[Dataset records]

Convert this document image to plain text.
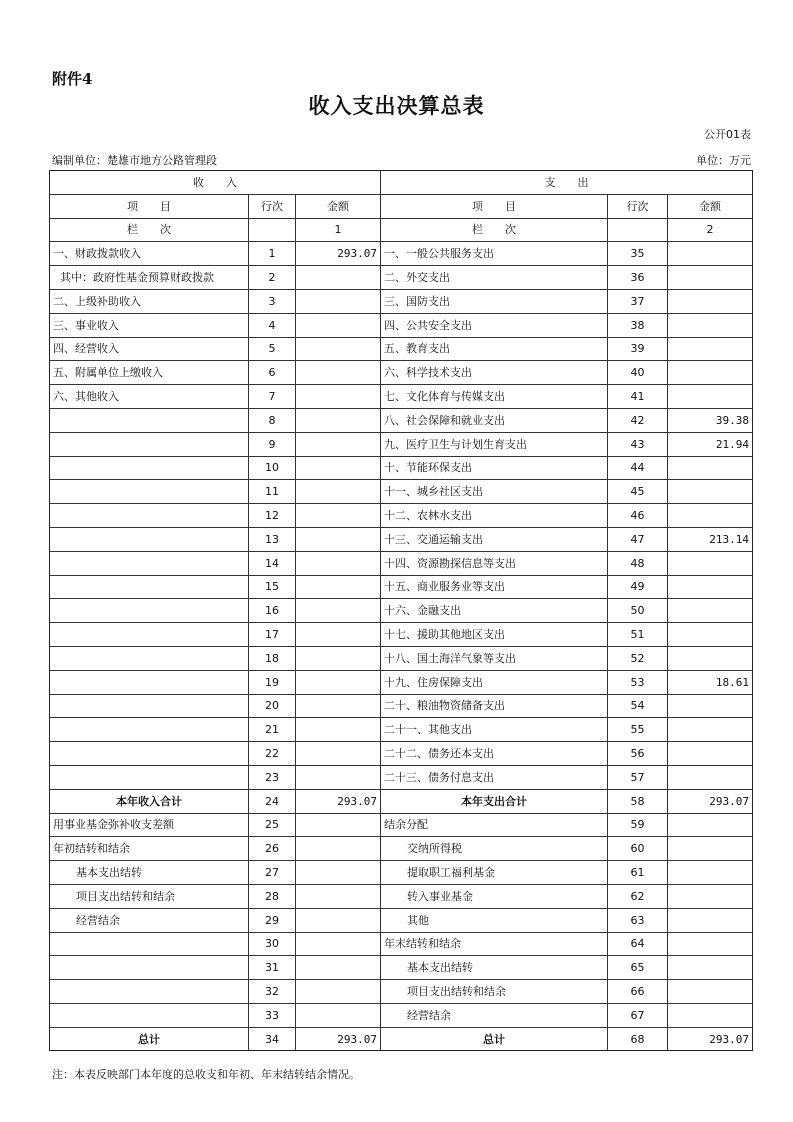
附件4
收入支出决算总表
公开01表
编制单位：楚雄市地方公路管理段	单位：万元
收　　入			支　　出		
项　　目	行次	金额	项　　目	行次	金额
栏　　次		1	栏　　次		2
一、财政拨款收入	1	293.07	一、一般公共服务支出	35	
其中：政府性基金预算财政拨款	2		二、外交支出	36	
二、上级补助收入	3		三、国防支出	37	
三、事业收入	4		四、公共安全支出	38	
四、经营收入	5		五、教育支出	39	
五、附属单位上缴收入	6		六、科学技术支出	40	
六、其他收入	7		七、文化体育与传媒支出	41	
	8		八、社会保障和就业支出	42	39.38
	9		九、医疗卫生与计划生育支出	43	21.94
	10		十、节能环保支出	44	
	11		十一、城乡社区支出	45	
	12		十二、农林水支出	46	
	13		十三、交通运输支出	47	213.14
	14		十四、资源勘探信息等支出	48	
	15		十五、商业服务业等支出	49	
	16		十六、金融支出	50	
	17		十七、援助其他地区支出	51	
	18		十八、国土海洋气象等支出	52	
	19		十九、住房保障支出	53	18.61
	20		二十、粮油物资储备支出	54	
	21		二十一、其他支出	55	
	22		二十二、债务还本支出	56	
	23		二十三、债务付息支出	57	
本年收入合计	24	293.07	本年支出合计	58	293.07
用事业基金弥补收支差额	25		结余分配	59	
年初结转和结余	26		交纳所得税	60	
基本支出结转	27		提取职工福利基金	61	
项目支出结转和结余	28		转入事业基金	62	
经营结余	29		其他	63	
	30		年末结转和结余	64	
	31		基本支出结转	65	
	32		项目支出结转和结余	66	
	33		经营结余	67	
总计	34	293.07	总计	68	293.07
注：本表反映部门本年度的总收支和年初、年末结转结余情况。
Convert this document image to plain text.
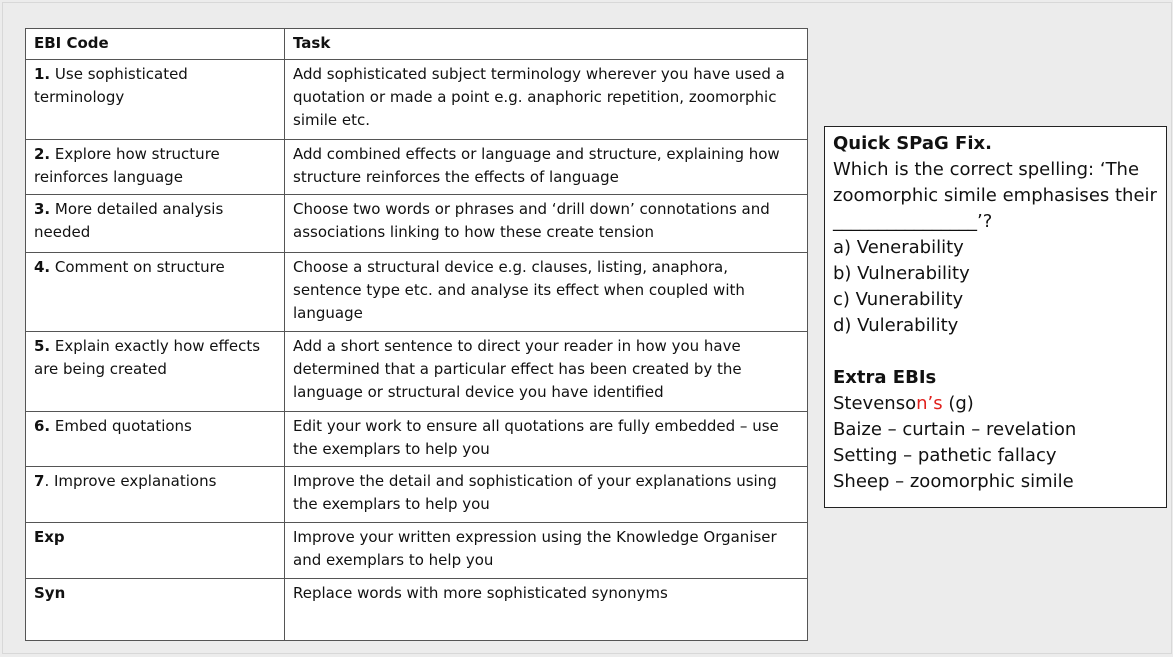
EBI Code	Task
1. Use sophisticated terminology	Add sophisticated subject terminology wherever you have used a quotation or made a point e.g. anaphoric repetition, zoomorphic simile etc.
2. Explore how structure reinforces language	Add combined effects or language and structure, explaining how structure reinforces the effects of language
3. More detailed analysis needed	Choose two words or phrases and ‘drill down’ connotations and associations linking to how these create tension
4. Comment on structure	Choose a structural device e.g. clauses, listing, anaphora, sentence type etc. and analyse its effect when coupled with language
5. Explain exactly how effects are being created	Add a short sentence to direct your reader in how you have determined that a particular effect has been created by the language or structural device you have identified
6. Embed quotations	Edit your work to ensure all quotations are fully embedded – use the exemplars to help you
7. Improve explanations	Improve the detail and sophistication of your explanations using the exemplars to help you
Exp	Improve your written expression using the Knowledge Organiser and exemplars to help you
Syn	Replace words with more sophisticated synonyms
Quick SPaG Fix.
Which is the correct spelling: ‘The zoomorphic simile emphasises their ________________’?
a) Venerability
b) Vulnerability
c) Vunerability
d) Vulerability
Extra EBIs
Stevenson’s (g)
Baize – curtain – revelation
Setting – pathetic fallacy
Sheep – zoomorphic simile
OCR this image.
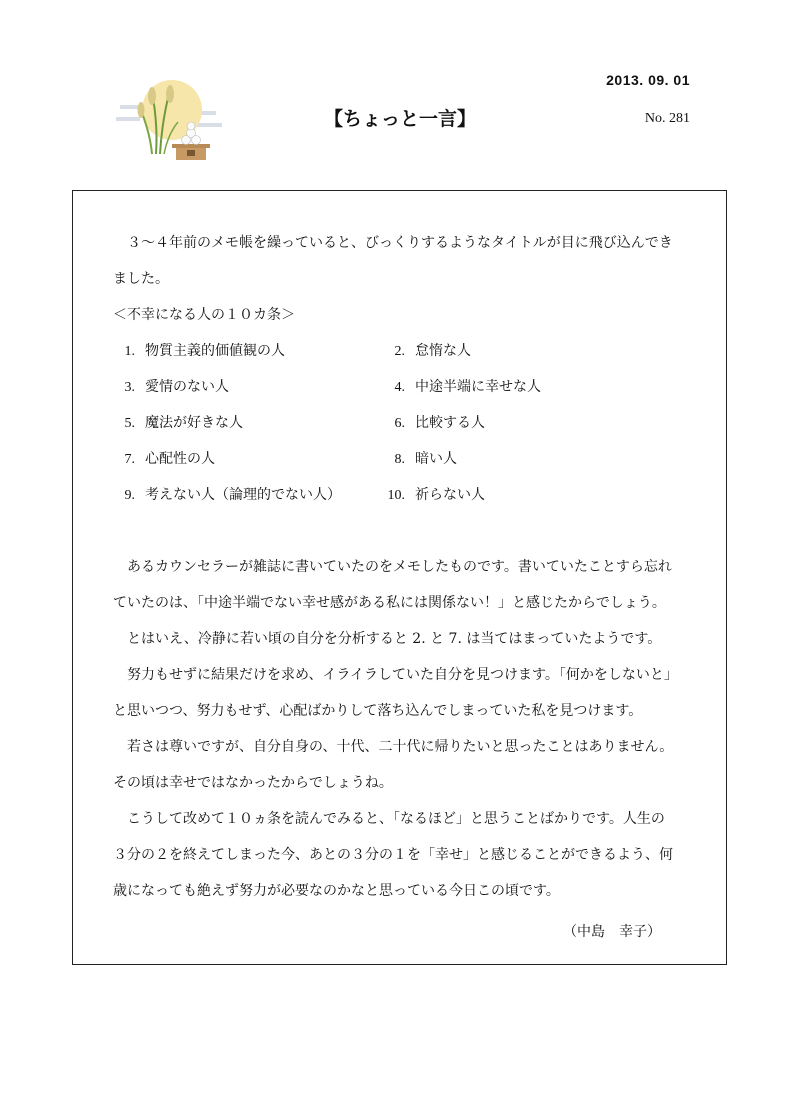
2013. 09. 01
【ちょっと一言】	No. 281

　３～４年前のメモ帳を繰っていると、びっくりするようなタイトルが目に飛び込んでき

ました。

＜不幸になる人の１０カ条＞

1. 物質主義的価値観の人	2. 怠惰な人
3. 愛情のない人	4. 中途半端に幸せな人
5. 魔法が好きな人	6. 比較する人
7. 心配性の人	8. 暗い人
9. 考えない人（論理的でない人）	10. 祈らない人

　あるカウンセラーが雑誌に書いていたのをメモしたものです。書いていたことすら忘れ

ていたのは、「中途半端でない幸せ感がある私には関係ない！」と感じたからでしょう。

　とはいえ、冷静に若い頃の自分を分析すると 2. と 7. は当てはまっていたようです。

　努力もせずに結果だけを求め、イライラしていた自分を見つけます。「何かをしないと」

と思いつつ、努力もせず、心配ばかりして落ち込んでしまっていた私を見つけます。

　若さは尊いですが、自分自身の、十代、二十代に帰りたいと思ったことはありません。

その頃は幸せではなかったからでしょうね。

　こうして改めて１０ヵ条を読んでみると、「なるほど」と思うことばかりです。人生の

３分の２を終えてしまった今、あとの３分の１を「幸せ」と感じることができるよう、何

歳になっても絶えず努力が必要なのかなと思っている今日この頃です。

（中島　幸子）
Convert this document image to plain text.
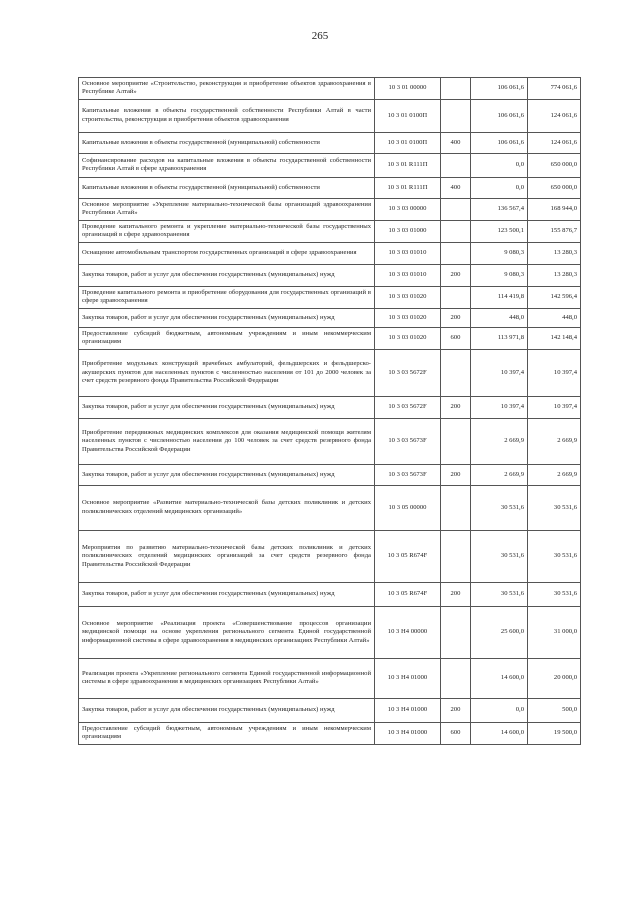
265
Основное мероприятие «Строительство, реконструкция и приобретение объектов здравоохранения в Республике Алтай»	10 3 01 00000		106 061,6	774 061,6
Капитальные вложения в объекты государственной собственности Республики Алтай в части строительства, реконструкция и приобретения объектов здравоохранения	10 3 01 0100П		106 061,6	124 061,6
Капитальные вложения в объекты государственной (муниципальной) собственности	10 3 01 0100П	400	106 061,6	124 061,6
Софинансирование расходов на капитальные вложения в объекты государственной собственности Республики Алтай в сфере здравоохранения	10 3 01 R111П		0,0	650 000,0
Капитальные вложения в объекты государственной (муниципальной) собственности	10 3 01 R111П	400	0,0	650 000,0
Основное мероприятие «Укрепление материально-технической базы организаций здравоохранения Республики Алтай»	10 3 03 00000		136 567,4	168 944,0
Проведение капитального ремонта и укрепление материально-технической базы государственных организаций в сфере здравоохранения	10 3 03 01000		123 500,1	155 876,7
Оснащение автомобильным транспортом государственных организаций в сфере здравоохранения	10 3 03 01010		9 080,3	13 280,3
Закупка товаров, работ и услуг для обеспечения государственных (муниципальных) нужд	10 3 03 01010	200	9 080,3	13 280,3
Проведение капитального ремонта и приобретение оборудования для государственных организаций в сфере здравоохранения	10 3 03 01020		114 419,8	142 596,4
Закупка товаров, работ и услуг для обеспечения государственных (муниципальных) нужд	10 3 03 01020	200	448,0	448,0
Предоставление субсидий бюджетным, автономным учреждениям и иным некоммерческим организациям	10 3 03 01020	600	113 971,8	142 148,4
Приобретение модульных конструкций врачебных амбулаторий, фельдшерских и фельдшерско-акушерских пунктов для населенных пунктов с численностью населения от 101 до 2000 человек за счет средств резервного фонда Правительства Российской Федерации	10 3 03 5672F		10 397,4	10 397,4
Закупка товаров, работ и услуг для обеспечения государственных (муниципальных) нужд	10 3 03 5672F	200	10 397,4	10 397,4
Приобретение передвижных медицинских комплексов для оказания медицинской помощи жителям населенных пунктов с численностью населения до 100 человек за счет средств резервного фонда Правительства Российской Федерации	10 3 03 5673F		2 669,9	2 669,9
Закупка товаров, работ и услуг для обеспечения государственных (муниципальных) нужд	10 3 03 5673F	200	2 669,9	2 669,9
Основное мероприятие «Развитие материально-технической базы детских поликлиник и детских поликлинических отделений медицинских организаций»	10 3 05 00000		30 531,6	30 531,6
Мероприятия по развитию материально-технической базы детских поликлиник и детских поликлинических отделений медицинских организаций за счет средств резервного фонда Правительства Российской Федерации	10 3 05 R674F		30 531,6	30 531,6
Закупка товаров, работ и услуг для обеспечения государственных (муниципальных) нужд	10 3 05 R674F	200	30 531,6	30 531,6
Основное мероприятие «Реализация проекта «Совершенствование процессов организации медицинской помощи на основе укрепления регионального сегмента Единой государственной информационной системы в сфере здравоохранения в медицинских организациях Республики Алтай»	10 3 Н4 00000		25 600,0	31 000,0
Реализация проекта «Укрепление регионального сегмента Единой государственной информационной системы в сфере здравоохранения в медицинских организациях Республики Алтай»	10 3 Н4 01000		14 600,0	20 000,0
Закупка товаров, работ и услуг для обеспечения государственных (муниципальных) нужд	10 3 Н4 01000	200	0,0	500,0
Предоставление субсидий бюджетным, автономным учреждениям и иным некоммерческим организациям	10 3 Н4 01000	600	14 600,0	19 500,0
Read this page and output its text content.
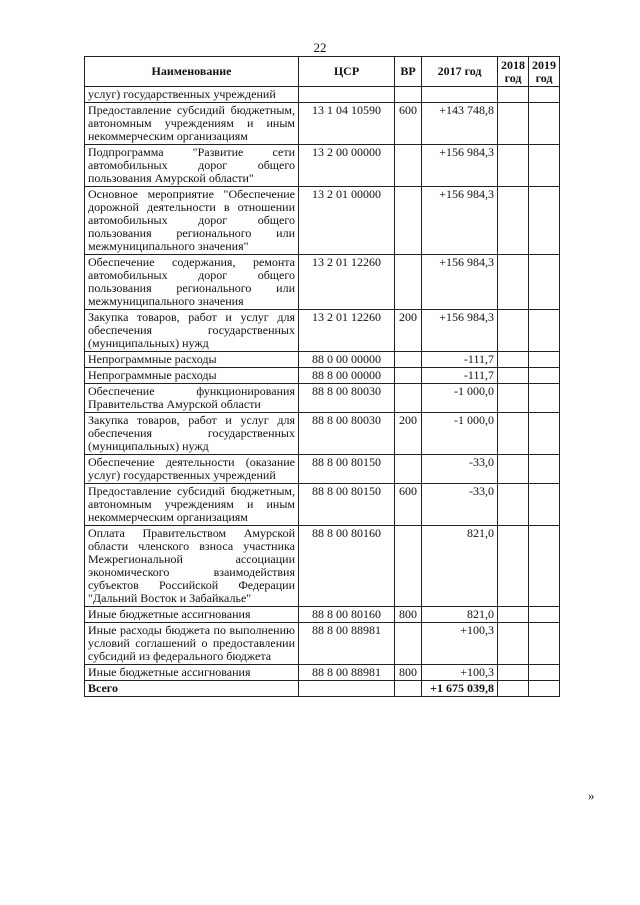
22
Наименование	ЦСР	ВР	2017 год	2018 год	2019 год
услуг) государственных учреждений					
Предоставление субсидий бюджетным, автономным учреждениям и иным некоммерческим организациям	13 1 04 10590	600	+143 748,8		
Подпрограмма "Развитие сети автомобильных дорог общего пользования Амурской области"	13 2 00 00000		+156 984,3		
Основное мероприятие "Обеспечение дорожной деятельности в отношении автомобильных дорог общего пользования регионального или межмуниципального значения"	13 2 01 00000		+156 984,3		
Обеспечение содержания, ремонта автомобильных дорог общего пользования регионального или межмуниципального значения	13 2 01 12260		+156 984,3		
Закупка товаров, работ и услуг для обеспечения государственных (муниципальных) нужд	13 2 01 12260	200	+156 984,3		
Непрограммные расходы	88 0 00 00000		-111,7		
Непрограммные расходы	88 8 00 00000		-111,7		
Обеспечение функционирования Правительства Амурской области	88 8 00 80030		-1 000,0		
Закупка товаров, работ и услуг для обеспечения государственных (муниципальных) нужд	88 8 00 80030	200	-1 000,0		
Обеспечение деятельности (оказание услуг) государственных учреждений	88 8 00 80150		-33,0		
Предоставление субсидий бюджетным, автономным учреждениям и иным некоммерческим организациям	88 8 00 80150	600	-33,0		
Оплата Правительством Амурской области членского взноса участника Межрегиональной ассоциации экономического взаимодействия субъектов Российской Федерации "Дальний Восток и Забайкалье"	88 8 00 80160		821,0		
Иные бюджетные ассигнования	88 8 00 80160	800	821,0		
Иные расходы бюджета по выполнению условий соглашений о предоставлении субсидий из федерального бюджета	88 8 00 88981		+100,3		
Иные бюджетные ассигнования	88 8 00 88981	800	+100,3		
Всего			+1 675 039,8		
»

_YOUR GOAL_.
Without any pictures, reproduce exactly the lines from the line that contains "Read this page and output its text content." to the end of the entries above, both ends included.

_TASK ANSWER_.
Read this page and output its text content.
22
Наименование	ЦСР	ВР	2017 год	2018 год	2019 год
услуг) государственных учреждений					
Предоставление субсидий бюджетным, автономным учреждениям и иным некоммерческим организациям	13 1 04 10590	600	+143 748,8		
Подпрограмма "Развитие сети автомобильных дорог общего пользования Амурской области"	13 2 00 00000		+156 984,3		
Основное мероприятие "Обеспечение дорожной деятельности в отношении автомобильных дорог общего пользования регионального или межмуниципального значения"	13 2 01 00000		+156 984,3		
Обеспечение содержания, ремонта автомобильных дорог общего пользования регионального или межмуниципального значения	13 2 01 12260		+156 984,3		
Закупка товаров, работ и услуг для обеспечения государственных (муниципальных) нужд	13 2 01 12260	200	+156 984,3		
Непрограммные расходы	88 0 00 00000		-111,7		
Непрограммные расходы	88 8 00 00000		-111,7		
Обеспечение функционирования Правительства Амурской области	88 8 00 80030		-1 000,0		
Закупка товаров, работ и услуг для обеспечения государственных (муниципальных) нужд	88 8 00 80030	200	-1 000,0		
Обеспечение деятельности (оказание услуг) государственных учреждений	88 8 00 80150		-33,0		
Предоставление субсидий бюджетным, автономным учреждениям и иным некоммерческим организациям	88 8 00 80150	600	-33,0		
Оплата Правительством Амурской области членского взноса участника Межрегиональной ассоциации экономического взаимодействия субъектов Российской Федерации "Дальний Восток и Забайкалье"	88 8 00 80160		821,0		
Иные бюджетные ассигнования	88 8 00 80160	800	821,0		
Иные расходы бюджета по выполнению условий соглашений о предоставлении субсидий из федерального бюджета	88 8 00 88981		+100,3		
Иные бюджетные ассигнования	88 8 00 88981	800	+100,3		
Всего			+1 675 039,8		
»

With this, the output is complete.